_EXERCISE DESCRIPTION_
Locate all lines with the word "nghe". Copy them.

_EXTRACTED DATA_
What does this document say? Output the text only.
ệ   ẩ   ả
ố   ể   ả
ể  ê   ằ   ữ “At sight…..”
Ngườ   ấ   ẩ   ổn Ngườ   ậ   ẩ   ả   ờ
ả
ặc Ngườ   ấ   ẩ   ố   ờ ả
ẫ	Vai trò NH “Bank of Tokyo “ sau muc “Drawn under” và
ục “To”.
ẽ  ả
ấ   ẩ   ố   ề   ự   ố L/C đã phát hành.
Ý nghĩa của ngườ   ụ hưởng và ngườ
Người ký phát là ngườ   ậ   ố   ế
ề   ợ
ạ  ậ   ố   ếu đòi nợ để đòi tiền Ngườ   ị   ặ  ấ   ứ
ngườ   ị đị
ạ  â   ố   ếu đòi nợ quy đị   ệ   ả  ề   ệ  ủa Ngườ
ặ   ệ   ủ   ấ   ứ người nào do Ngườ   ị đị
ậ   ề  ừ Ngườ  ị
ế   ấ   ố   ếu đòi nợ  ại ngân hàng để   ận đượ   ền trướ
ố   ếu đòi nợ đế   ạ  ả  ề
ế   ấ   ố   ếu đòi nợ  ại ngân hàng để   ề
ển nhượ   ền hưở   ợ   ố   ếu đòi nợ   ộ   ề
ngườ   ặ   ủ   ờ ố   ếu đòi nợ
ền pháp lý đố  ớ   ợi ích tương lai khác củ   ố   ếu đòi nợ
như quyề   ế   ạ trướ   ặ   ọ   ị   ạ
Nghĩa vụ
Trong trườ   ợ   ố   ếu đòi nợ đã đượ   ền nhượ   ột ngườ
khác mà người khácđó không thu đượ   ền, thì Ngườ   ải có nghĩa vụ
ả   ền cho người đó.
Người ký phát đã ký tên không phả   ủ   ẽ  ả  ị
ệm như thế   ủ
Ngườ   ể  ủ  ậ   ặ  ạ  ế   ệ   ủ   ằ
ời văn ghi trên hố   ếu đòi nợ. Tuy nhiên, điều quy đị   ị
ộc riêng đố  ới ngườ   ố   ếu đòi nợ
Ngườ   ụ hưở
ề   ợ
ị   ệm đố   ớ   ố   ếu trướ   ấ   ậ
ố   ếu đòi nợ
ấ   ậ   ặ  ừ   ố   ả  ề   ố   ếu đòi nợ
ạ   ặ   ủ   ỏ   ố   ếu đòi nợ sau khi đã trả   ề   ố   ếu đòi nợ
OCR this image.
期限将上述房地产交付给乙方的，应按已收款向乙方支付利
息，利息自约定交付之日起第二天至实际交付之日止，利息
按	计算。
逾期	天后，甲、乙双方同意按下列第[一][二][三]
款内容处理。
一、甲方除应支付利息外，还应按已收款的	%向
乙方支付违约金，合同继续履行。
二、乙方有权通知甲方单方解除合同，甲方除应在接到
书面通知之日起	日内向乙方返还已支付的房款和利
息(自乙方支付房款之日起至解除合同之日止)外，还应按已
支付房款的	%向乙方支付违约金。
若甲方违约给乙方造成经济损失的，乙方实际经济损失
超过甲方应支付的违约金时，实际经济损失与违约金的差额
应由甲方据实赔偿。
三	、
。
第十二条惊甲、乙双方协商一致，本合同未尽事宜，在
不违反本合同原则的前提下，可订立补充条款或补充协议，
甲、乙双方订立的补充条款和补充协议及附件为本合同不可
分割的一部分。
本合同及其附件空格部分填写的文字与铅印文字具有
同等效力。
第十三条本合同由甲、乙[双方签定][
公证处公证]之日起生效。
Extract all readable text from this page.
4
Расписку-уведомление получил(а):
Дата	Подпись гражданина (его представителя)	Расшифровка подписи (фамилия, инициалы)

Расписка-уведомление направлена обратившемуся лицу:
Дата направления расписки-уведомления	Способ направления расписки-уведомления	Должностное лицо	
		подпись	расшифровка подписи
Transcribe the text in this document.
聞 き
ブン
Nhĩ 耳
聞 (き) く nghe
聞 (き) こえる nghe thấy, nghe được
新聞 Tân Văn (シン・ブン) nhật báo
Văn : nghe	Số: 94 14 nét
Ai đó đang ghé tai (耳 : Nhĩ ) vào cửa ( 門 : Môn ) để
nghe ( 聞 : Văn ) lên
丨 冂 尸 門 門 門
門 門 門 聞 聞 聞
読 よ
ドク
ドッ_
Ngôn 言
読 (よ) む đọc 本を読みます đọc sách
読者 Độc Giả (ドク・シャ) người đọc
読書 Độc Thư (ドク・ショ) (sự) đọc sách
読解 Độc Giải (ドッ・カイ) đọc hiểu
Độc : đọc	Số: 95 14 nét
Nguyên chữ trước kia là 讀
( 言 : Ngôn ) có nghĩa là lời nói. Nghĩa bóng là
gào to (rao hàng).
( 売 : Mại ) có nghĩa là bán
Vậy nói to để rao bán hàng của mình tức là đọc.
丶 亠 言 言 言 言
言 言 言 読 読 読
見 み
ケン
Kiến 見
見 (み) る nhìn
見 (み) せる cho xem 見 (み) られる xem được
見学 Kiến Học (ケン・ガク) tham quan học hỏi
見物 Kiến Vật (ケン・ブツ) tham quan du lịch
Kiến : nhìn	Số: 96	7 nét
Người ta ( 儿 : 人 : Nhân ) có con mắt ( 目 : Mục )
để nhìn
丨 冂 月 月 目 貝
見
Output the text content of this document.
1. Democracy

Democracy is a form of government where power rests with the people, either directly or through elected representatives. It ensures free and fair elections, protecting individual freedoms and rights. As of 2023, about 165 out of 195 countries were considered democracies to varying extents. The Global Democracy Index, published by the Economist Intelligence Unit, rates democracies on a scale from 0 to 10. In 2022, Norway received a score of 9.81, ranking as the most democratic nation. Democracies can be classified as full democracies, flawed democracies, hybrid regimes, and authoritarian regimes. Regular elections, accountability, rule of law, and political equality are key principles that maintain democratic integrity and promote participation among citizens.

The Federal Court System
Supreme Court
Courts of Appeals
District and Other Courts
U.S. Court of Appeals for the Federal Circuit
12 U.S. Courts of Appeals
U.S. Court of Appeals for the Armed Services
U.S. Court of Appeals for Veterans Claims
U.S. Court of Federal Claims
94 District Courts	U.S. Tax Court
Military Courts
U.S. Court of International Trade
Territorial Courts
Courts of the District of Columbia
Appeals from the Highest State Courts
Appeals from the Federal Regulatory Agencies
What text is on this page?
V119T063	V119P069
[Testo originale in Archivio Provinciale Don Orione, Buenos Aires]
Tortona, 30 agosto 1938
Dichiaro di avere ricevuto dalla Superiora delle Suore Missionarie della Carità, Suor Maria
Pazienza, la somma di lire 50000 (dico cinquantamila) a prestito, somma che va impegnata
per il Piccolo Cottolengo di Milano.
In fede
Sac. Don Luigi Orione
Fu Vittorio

_ANSWER_
聞 (き) く nghe
聞 (き) こえる nghe thấy, nghe được
Văn : nghe	Số: 94 14 nét
nghe ( 聞 : Văn ) lên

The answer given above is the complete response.